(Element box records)
▼▼▼
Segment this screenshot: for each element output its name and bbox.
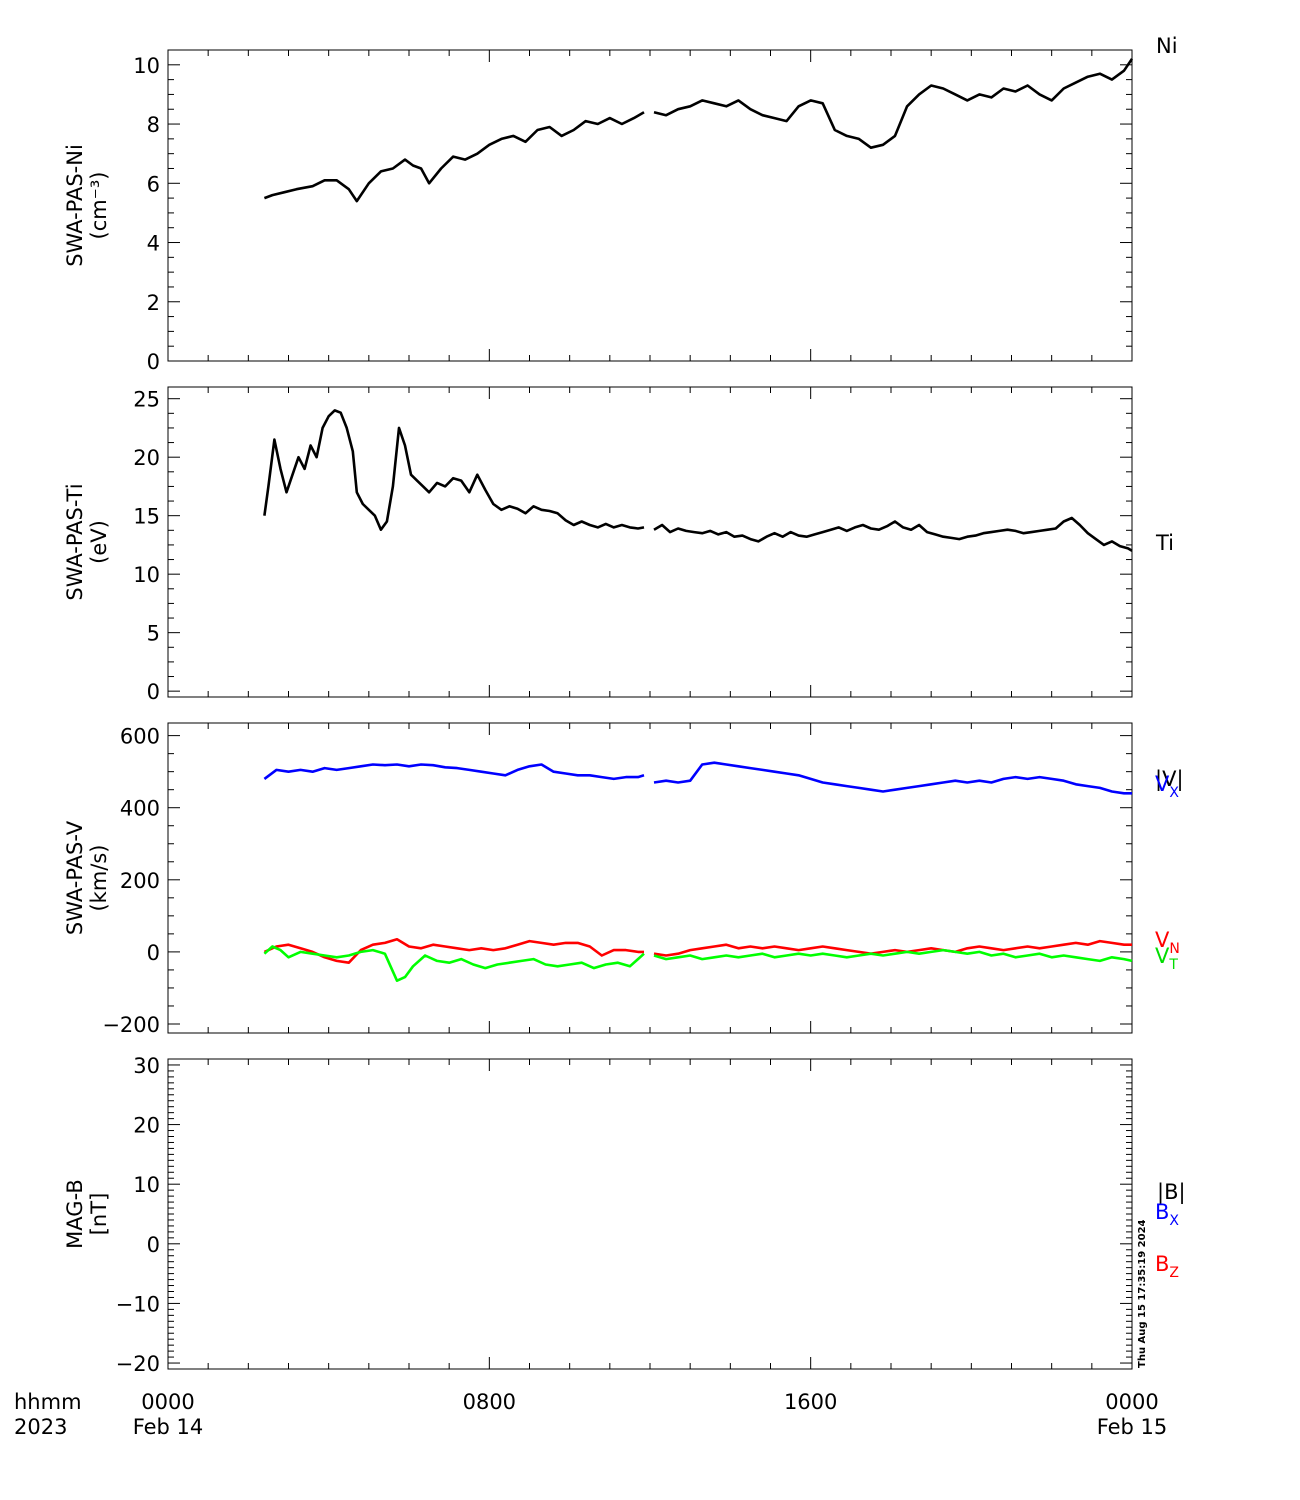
bx-label: BX xyxy=(1155,1200,1179,1229)
y-tick-label-ti: 10 xyxy=(133,563,160,587)
ni-series-label: Ni xyxy=(1156,34,1178,58)
vt-label-subscript: T xyxy=(1168,957,1178,973)
bz-label: BZ xyxy=(1155,1252,1179,1281)
bx-label-subscript: X xyxy=(1169,1213,1179,1229)
y-tick-label-b: 0 xyxy=(147,1233,160,1257)
y-tick-label-v: −200 xyxy=(102,1013,160,1037)
series-line-v-v xyxy=(263,761,1132,795)
series-line-ni-ni xyxy=(263,58,1134,203)
x-tick-label-time: 1600 xyxy=(784,1390,837,1414)
y-axis-title-line: (cm⁻³) xyxy=(87,172,111,240)
y-tick-label-ni: 4 xyxy=(147,232,160,256)
vt-label-base: V xyxy=(1155,944,1170,968)
x-axis-row1-prefix: hhmm xyxy=(14,1390,82,1414)
v-magnitude-label: |V| xyxy=(1155,767,1184,792)
y-axis-title-b: MAG-B[nT] xyxy=(63,1179,111,1249)
x-axis-row2-prefix: 2023 xyxy=(14,1415,67,1439)
panels: 0 2 4 6 8 10 SWA-PAS-Ni(cm⁻³) 0 5 10 15 20 25 SWA-PAS… xyxy=(63,49,1134,1376)
series-line-ti-ti xyxy=(263,409,1133,552)
y-tick-label-b: 20 xyxy=(133,1114,160,1138)
y-tick-label-b: 10 xyxy=(133,1173,160,1197)
vn-label-base: V xyxy=(1155,928,1170,952)
panel-ti: 0 5 10 15 20 25 SWA-PAS-Ti(eV) xyxy=(63,386,1133,704)
y-axis-title-line: SWA-PAS-Ti xyxy=(63,483,87,600)
y-axis-title-v: SWA-PAS-V(km/s) xyxy=(63,820,111,935)
y-axis-title-ti: SWA-PAS-Ti(eV) xyxy=(63,483,111,600)
vx-label-subscript: X xyxy=(1169,785,1179,801)
b-magnitude-label: |B| xyxy=(1157,1180,1186,1205)
y-tick-label-ni: 8 xyxy=(147,113,160,137)
y-axis-title-line: SWA-PAS-Ni xyxy=(63,144,87,267)
panel-frame-b xyxy=(167,1058,1133,1370)
series-line-v-vt xyxy=(263,945,1133,982)
y-axis-title-line: MAG-B xyxy=(63,1179,87,1249)
y-tick-label-ti: 0 xyxy=(147,680,160,704)
y-axis-title-line: (km/s) xyxy=(87,844,111,911)
vn-label: VN xyxy=(1155,928,1180,957)
bz-label-subscript: Z xyxy=(1169,1265,1179,1281)
vt-label: VT xyxy=(1155,944,1178,973)
y-tick-label-v: 0 xyxy=(147,941,160,965)
y-tick-label-ni: 6 xyxy=(147,172,160,196)
y-tick-label-ni: 10 xyxy=(133,54,160,78)
y-tick-label-b: −20 xyxy=(116,1352,160,1376)
y-tick-label-ti: 15 xyxy=(133,505,160,529)
y-tick-label-ti: 20 xyxy=(133,446,160,470)
x-tick-label-date: Feb 15 xyxy=(1097,1415,1168,1439)
y-tick-label-v: 200 xyxy=(120,869,160,893)
x-tick-label-time: 0800 xyxy=(463,1390,516,1414)
y-axis-title-line: (eV) xyxy=(87,520,111,564)
panel-ni: 0 2 4 6 8 10 SWA-PAS-Ni(cm⁻³) xyxy=(63,49,1134,374)
bx-label-base: B xyxy=(1155,1200,1169,1224)
series-line-v-vn xyxy=(263,938,1132,964)
y-tick-label-ti: 5 xyxy=(147,622,160,646)
y-tick-label-b: −10 xyxy=(116,1292,160,1316)
y-axis-title-line: [nT] xyxy=(87,1193,111,1236)
panel-frame-v xyxy=(167,722,1133,1034)
y-tick-label-b: 30 xyxy=(133,1054,160,1078)
x-tick-label-date: Feb 14 xyxy=(133,1415,204,1439)
y-axis-title-line: SWA-PAS-V xyxy=(63,820,87,935)
vx-label: VX xyxy=(1155,772,1179,801)
vx-label-base: V xyxy=(1155,772,1170,796)
y-tick-label-v: 400 xyxy=(120,797,160,821)
y-tick-label-ni: 0 xyxy=(147,350,160,374)
ti-series-label: Ti xyxy=(1155,531,1174,555)
y-tick-label-ti: 25 xyxy=(133,388,160,412)
panel-b: −20 −10 0 10 20 30 MAG-B[nT] xyxy=(63,1054,1133,1376)
bz-label-base: B xyxy=(1155,1252,1169,1276)
y-tick-label-v: 600 xyxy=(120,725,160,749)
y-tick-label-ni: 2 xyxy=(147,291,160,315)
vn-label-subscript: N xyxy=(1169,941,1179,957)
panel-v: −200 0 200 400 600 SWA-PAS-V(km/s) xyxy=(63,722,1133,1037)
x-tick-label-time: 0000 xyxy=(1105,1390,1158,1414)
generation-timestamp: Thu Aug 15 17:35:19 2024 xyxy=(1137,1219,1148,1368)
y-axis-title-ni: SWA-PAS-Ni(cm⁻³) xyxy=(63,144,111,267)
panel-frame-ti xyxy=(167,386,1133,698)
x-tick-label-time: 0000 xyxy=(141,1390,194,1414)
▲▲▲
(Written instruction):
Copy the entries above line for line without changing anything, and leave out the pictures.

(Completed task):
Segment this screenshot: for each element output its name and bbox.
bx-label: BX xyxy=(1155,1200,1179,1229)
y-tick-label-ti: 10 xyxy=(133,563,160,587)
ni-series-label: Ni xyxy=(1156,34,1178,58)
vt-label-subscript: T xyxy=(1168,957,1178,973)
bz-label: BZ xyxy=(1155,1252,1179,1281)
bx-label-subscript: X xyxy=(1169,1213,1179,1229)
y-tick-label-b: 0 xyxy=(147,1233,160,1257)
y-tick-label-v: −200 xyxy=(102,1013,160,1037)
series-line-v-v xyxy=(263,761,1132,795)
series-line-ni-ni xyxy=(263,58,1134,203)
x-tick-label-time: 1600 xyxy=(784,1390,837,1414)
y-axis-title-line: (cm⁻³) xyxy=(87,172,111,240)
y-tick-label-ni: 4 xyxy=(147,232,160,256)
vt-label-base: V xyxy=(1155,944,1170,968)
x-axis-row1-prefix: hhmm xyxy=(14,1390,82,1414)
v-magnitude-label: |V| xyxy=(1155,767,1184,792)
y-axis-title-b: MAG-B[nT] xyxy=(63,1179,111,1249)
x-axis-row2-prefix: 2023 xyxy=(14,1415,67,1439)
panels: 0 2 4 6 8 10 SWA-PAS-Ni(cm⁻³) 0 5 10 15 20 25 SWA-PAS… xyxy=(63,49,1134,1376)
series-line-ti-ti xyxy=(263,409,1133,552)
y-tick-label-b: 20 xyxy=(133,1114,160,1138)
y-tick-label-b: 10 xyxy=(133,1173,160,1197)
vn-label-base: V xyxy=(1155,928,1170,952)
panel-ti: 0 5 10 15 20 25 SWA-PAS-Ti(eV) xyxy=(63,386,1133,704)
y-axis-title-line: SWA-PAS-Ti xyxy=(63,483,87,600)
y-axis-title-v: SWA-PAS-V(km/s) xyxy=(63,820,111,935)
y-axis-title-ti: SWA-PAS-Ti(eV) xyxy=(63,483,111,600)
vx-label-subscript: X xyxy=(1169,785,1179,801)
b-magnitude-label: |B| xyxy=(1157,1180,1186,1205)
y-tick-label-ni: 8 xyxy=(147,113,160,137)
y-axis-title-line: SWA-PAS-Ni xyxy=(63,144,87,267)
panel-frame-b xyxy=(167,1058,1133,1370)
series-line-v-vt xyxy=(263,945,1133,982)
y-axis-title-line: MAG-B xyxy=(63,1179,87,1249)
y-tick-label-ti: 0 xyxy=(147,680,160,704)
y-axis-title-line: (km/s) xyxy=(87,844,111,911)
vn-label: VN xyxy=(1155,928,1180,957)
bz-label-subscript: Z xyxy=(1169,1265,1179,1281)
vt-label: VT xyxy=(1155,944,1178,973)
y-tick-label-v: 0 xyxy=(147,941,160,965)
y-tick-label-ni: 6 xyxy=(147,172,160,196)
y-tick-label-ni: 10 xyxy=(133,54,160,78)
y-tick-label-b: −20 xyxy=(116,1352,160,1376)
y-tick-label-ti: 15 xyxy=(133,505,160,529)
y-tick-label-ti: 20 xyxy=(133,446,160,470)
x-tick-label-date: Feb 15 xyxy=(1097,1415,1168,1439)
y-tick-label-v: 200 xyxy=(120,869,160,893)
x-tick-label-time: 0800 xyxy=(463,1390,516,1414)
y-axis-title-line: (eV) xyxy=(87,520,111,564)
panel-ni: 0 2 4 6 8 10 SWA-PAS-Ni(cm⁻³) xyxy=(63,49,1134,374)
bx-label-base: B xyxy=(1155,1200,1169,1224)
series-line-v-vn xyxy=(263,938,1132,964)
y-tick-label-ti: 5 xyxy=(147,622,160,646)
y-tick-label-b: −10 xyxy=(116,1292,160,1316)
y-axis-title-line: [nT] xyxy=(87,1193,111,1236)
panel-frame-v xyxy=(167,722,1133,1034)
y-tick-label-b: 30 xyxy=(133,1054,160,1078)
x-tick-label-date: Feb 14 xyxy=(133,1415,204,1439)
y-axis-title-line: SWA-PAS-V xyxy=(63,820,87,935)
vx-label: VX xyxy=(1155,772,1179,801)
vx-label-base: V xyxy=(1155,772,1170,796)
y-tick-label-v: 400 xyxy=(120,797,160,821)
y-tick-label-ni: 0 xyxy=(147,350,160,374)
ti-series-label: Ti xyxy=(1155,531,1174,555)
y-tick-label-ti: 25 xyxy=(133,388,160,412)
panel-b: −20 −10 0 10 20 30 MAG-B[nT] xyxy=(63,1054,1133,1376)
bz-label-base: B xyxy=(1155,1252,1169,1276)
y-tick-label-v: 600 xyxy=(120,725,160,749)
y-tick-label-ni: 2 xyxy=(147,291,160,315)
vn-label-subscript: N xyxy=(1169,941,1179,957)
panel-v: −200 0 200 400 600 SWA-PAS-V(km/s) xyxy=(63,722,1133,1037)
x-tick-label-time: 0000 xyxy=(1105,1390,1158,1414)
generation-timestamp: Thu Aug 15 17:35:19 2024 xyxy=(1137,1219,1148,1368)
y-axis-title-ni: SWA-PAS-Ni(cm⁻³) xyxy=(63,144,111,267)
panel-frame-ti xyxy=(167,386,1133,698)
x-tick-label-time: 0000 xyxy=(141,1390,194,1414)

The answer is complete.